**SET TASK**:
Reproduce the listing that follows with no differences at all.

**DATA FOR THIS TASK**:

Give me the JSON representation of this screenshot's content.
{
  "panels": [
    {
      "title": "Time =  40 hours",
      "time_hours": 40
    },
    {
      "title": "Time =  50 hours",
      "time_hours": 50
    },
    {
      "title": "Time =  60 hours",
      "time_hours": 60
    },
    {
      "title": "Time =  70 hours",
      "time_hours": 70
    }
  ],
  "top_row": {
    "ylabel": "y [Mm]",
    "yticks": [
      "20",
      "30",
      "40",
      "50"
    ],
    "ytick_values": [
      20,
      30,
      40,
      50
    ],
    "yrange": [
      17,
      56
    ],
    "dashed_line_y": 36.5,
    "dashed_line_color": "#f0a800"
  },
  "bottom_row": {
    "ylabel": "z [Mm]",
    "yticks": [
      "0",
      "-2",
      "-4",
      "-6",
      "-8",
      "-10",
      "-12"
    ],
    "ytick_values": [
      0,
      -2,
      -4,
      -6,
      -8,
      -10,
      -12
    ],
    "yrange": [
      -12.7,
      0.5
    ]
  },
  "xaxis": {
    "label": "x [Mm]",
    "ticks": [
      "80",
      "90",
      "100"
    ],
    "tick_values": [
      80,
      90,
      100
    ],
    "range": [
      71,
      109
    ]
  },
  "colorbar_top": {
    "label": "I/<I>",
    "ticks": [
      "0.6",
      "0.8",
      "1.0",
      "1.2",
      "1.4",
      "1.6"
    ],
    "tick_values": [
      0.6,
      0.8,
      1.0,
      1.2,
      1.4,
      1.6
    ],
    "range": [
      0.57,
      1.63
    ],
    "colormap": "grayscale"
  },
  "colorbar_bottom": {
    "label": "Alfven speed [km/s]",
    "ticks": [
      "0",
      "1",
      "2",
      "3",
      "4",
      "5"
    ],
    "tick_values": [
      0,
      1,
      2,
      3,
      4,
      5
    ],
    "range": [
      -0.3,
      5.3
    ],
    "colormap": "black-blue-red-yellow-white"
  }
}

**EXPECTED OUTPUT**:
Give me the JSON representation of this screenshot's content.
{
  "panels": [
    {
      "title": "Time =  40 hours",
      "time_hours": 40
    },
    {
      "title": "Time =  50 hours",
      "time_hours": 50
    },
    {
      "title": "Time =  60 hours",
      "time_hours": 60
    },
    {
      "title": "Time =  70 hours",
      "time_hours": 70
    }
  ],
  "top_row": {
    "ylabel": "y [Mm]",
    "yticks": [
      "20",
      "30",
      "40",
      "50"
    ],
    "ytick_values": [
      20,
      30,
      40,
      50
    ],
    "yrange": [
      17,
      56
    ],
    "dashed_line_y": 36.5,
    "dashed_line_color": "#f0a800"
  },
  "bottom_row": {
    "ylabel": "z [Mm]",
    "yticks": [
      "0",
      "-2",
      "-4",
      "-6",
      "-8",
      "-10",
      "-12"
    ],
    "ytick_values": [
      0,
      -2,
      -4,
      -6,
      -8,
      -10,
      -12
    ],
    "yrange": [
      -12.7,
      0.5
    ]
  },
  "xaxis": {
    "label": "x [Mm]",
    "ticks": [
      "80",
      "90",
      "100"
    ],
    "tick_values": [
      80,
      90,
      100
    ],
    "range": [
      71,
      109
    ]
  },
  "colorbar_top": {
    "label": "I/<I>",
    "ticks": [
      "0.6",
      "0.8",
      "1.0",
      "1.2",
      "1.4",
      "1.6"
    ],
    "tick_values": [
      0.6,
      0.8,
      1.0,
      1.2,
      1.4,
      1.6
    ],
    "range": [
      0.57,
      1.63
    ],
    "colormap": "grayscale"
  },
  "colorbar_bottom": {
    "label": "Alfven speed [km/s]",
    "ticks": [
      "0",
      "1",
      "2",
      "3",
      "4",
      "5"
    ],
    "tick_values": [
      0,
      1,
      2,
      3,
      4,
      5
    ],
    "range": [
      -0.3,
      5.3
    ],
    "colormap": "black-blue-red-yellow-white"
  }
}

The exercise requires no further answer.